### WHAT YOU HAVE TO DO
All lines holding the string "media" are to be shown.

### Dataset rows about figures
* START *
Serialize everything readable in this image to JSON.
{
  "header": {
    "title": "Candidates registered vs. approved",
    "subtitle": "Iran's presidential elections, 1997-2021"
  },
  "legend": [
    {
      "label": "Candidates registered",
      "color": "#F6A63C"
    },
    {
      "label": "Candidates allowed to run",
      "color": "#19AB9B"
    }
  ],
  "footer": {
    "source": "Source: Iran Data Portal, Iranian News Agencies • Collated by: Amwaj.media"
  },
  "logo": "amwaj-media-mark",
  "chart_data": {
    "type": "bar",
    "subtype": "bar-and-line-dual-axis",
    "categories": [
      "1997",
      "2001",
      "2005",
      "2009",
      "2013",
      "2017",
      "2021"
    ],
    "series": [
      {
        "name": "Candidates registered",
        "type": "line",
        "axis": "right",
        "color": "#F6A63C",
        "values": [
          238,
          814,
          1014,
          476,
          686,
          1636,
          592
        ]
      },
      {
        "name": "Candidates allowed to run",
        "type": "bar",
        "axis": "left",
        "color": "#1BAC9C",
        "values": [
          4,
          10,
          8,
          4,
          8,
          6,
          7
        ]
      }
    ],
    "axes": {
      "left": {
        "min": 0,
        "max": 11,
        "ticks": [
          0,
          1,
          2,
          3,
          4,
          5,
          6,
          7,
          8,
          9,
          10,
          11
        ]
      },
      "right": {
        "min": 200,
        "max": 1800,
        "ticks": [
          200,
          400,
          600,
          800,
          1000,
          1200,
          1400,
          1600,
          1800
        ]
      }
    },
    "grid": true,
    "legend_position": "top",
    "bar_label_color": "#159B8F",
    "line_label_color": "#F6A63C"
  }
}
* END *
### FINISHED TASK
    "source": "Source: Iran Data Portal, Iranian News Agencies • Collated by: Amwaj.media"
  "logo": "amwaj-media-mark",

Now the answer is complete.